Each entry below must be repeated word for word.

Records
============

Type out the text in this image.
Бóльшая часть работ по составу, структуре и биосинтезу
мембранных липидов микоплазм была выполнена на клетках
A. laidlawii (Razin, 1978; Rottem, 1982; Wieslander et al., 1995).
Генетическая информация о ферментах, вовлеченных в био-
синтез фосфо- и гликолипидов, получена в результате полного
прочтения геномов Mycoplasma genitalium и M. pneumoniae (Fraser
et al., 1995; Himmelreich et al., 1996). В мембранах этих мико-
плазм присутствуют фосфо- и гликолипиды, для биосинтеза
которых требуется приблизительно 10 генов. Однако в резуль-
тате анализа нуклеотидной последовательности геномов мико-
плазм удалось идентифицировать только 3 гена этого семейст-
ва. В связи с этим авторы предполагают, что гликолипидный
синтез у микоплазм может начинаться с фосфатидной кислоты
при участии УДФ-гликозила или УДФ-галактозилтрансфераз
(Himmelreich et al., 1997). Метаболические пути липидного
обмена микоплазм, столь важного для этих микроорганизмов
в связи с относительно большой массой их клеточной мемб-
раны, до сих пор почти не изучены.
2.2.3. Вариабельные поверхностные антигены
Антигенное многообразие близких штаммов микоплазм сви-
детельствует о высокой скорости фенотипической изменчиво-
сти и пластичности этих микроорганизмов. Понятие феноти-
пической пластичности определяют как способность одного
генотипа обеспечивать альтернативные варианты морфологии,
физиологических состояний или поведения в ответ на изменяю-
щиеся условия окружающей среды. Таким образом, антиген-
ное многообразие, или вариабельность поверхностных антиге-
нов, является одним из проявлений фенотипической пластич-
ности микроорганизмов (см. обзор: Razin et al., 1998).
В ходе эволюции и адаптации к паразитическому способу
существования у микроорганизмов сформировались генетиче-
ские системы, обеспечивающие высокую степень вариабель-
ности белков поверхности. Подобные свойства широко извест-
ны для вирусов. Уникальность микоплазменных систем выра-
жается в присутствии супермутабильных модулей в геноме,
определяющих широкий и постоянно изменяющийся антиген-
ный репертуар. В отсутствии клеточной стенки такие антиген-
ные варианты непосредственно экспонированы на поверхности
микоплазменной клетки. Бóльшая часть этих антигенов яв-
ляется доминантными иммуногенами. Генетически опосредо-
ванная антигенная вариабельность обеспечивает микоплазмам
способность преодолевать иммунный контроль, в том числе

============

:: Response below ::
Type out the text in this image.
Бóльшая часть работ по составу, структуре и биосинтезу
мембранных липидов микоплазм была выполнена на клетках
A. laidlawii (Razin, 1978; Rottem, 1982; Wieslander et al., 1995).
Генетическая информация о ферментах, вовлеченных в био-
синтез фосфо- и гликолипидов, получена в результате полного
прочтения геномов Mycoplasma genitalium и M. pneumoniae (Fraser
et al., 1995; Himmelreich et al., 1996). В мембранах этих мико-
плазм присутствуют фосфо- и гликолипиды, для биосинтеза
которых требуется приблизительно 10 генов. Однако в резуль-
тате анализа нуклеотидной последовательности геномов мико-
плазм удалось идентифицировать только 3 гена этого семейст-
ва. В связи с этим авторы предполагают, что гликолипидный
синтез у микоплазм может начинаться с фосфатидной кислоты
при участии УДФ-гликозила или УДФ-галактозилтрансфераз
(Himmelreich et al., 1997). Метаболические пути липидного
обмена микоплазм, столь важного для этих микроорганизмов
в связи с относительно большой массой их клеточной мемб-
раны, до сих пор почти не изучены.
2.2.3. Вариабельные поверхностные антигены
Антигенное многообразие близких штаммов микоплазм сви-
детельствует о высокой скорости фенотипической изменчиво-
сти и пластичности этих микроорганизмов. Понятие феноти-
пической пластичности определяют как способность одного
генотипа обеспечивать альтернативные варианты морфологии,
физиологических состояний или поведения в ответ на изменяю-
щиеся условия окружающей среды. Таким образом, антиген-
ное многообразие, или вариабельность поверхностных антиге-
нов, является одним из проявлений фенотипической пластич-
ности микроорганизмов (см. обзор: Razin et al., 1998).
В ходе эволюции и адаптации к паразитическому способу
существования у микроорганизмов сформировались генетиче-
ские системы, обеспечивающие высокую степень вариабель-
ности белков поверхности. Подобные свойства широко извест-
ны для вирусов. Уникальность микоплазменных систем выра-
жается в присутствии супермутабильных модулей в геноме,
определяющих широкий и постоянно изменяющийся антиген-
ный репертуар. В отсутствии клеточной стенки такие антиген-
ные варианты непосредственно экспонированы на поверхности
микоплазменной клетки. Бóльшая часть этих антигенов яв-
ляется доминантными иммуногенами. Генетически опосредо-
ванная антигенная вариабельность обеспечивает микоплазмам
способность преодолевать иммунный контроль, в том числе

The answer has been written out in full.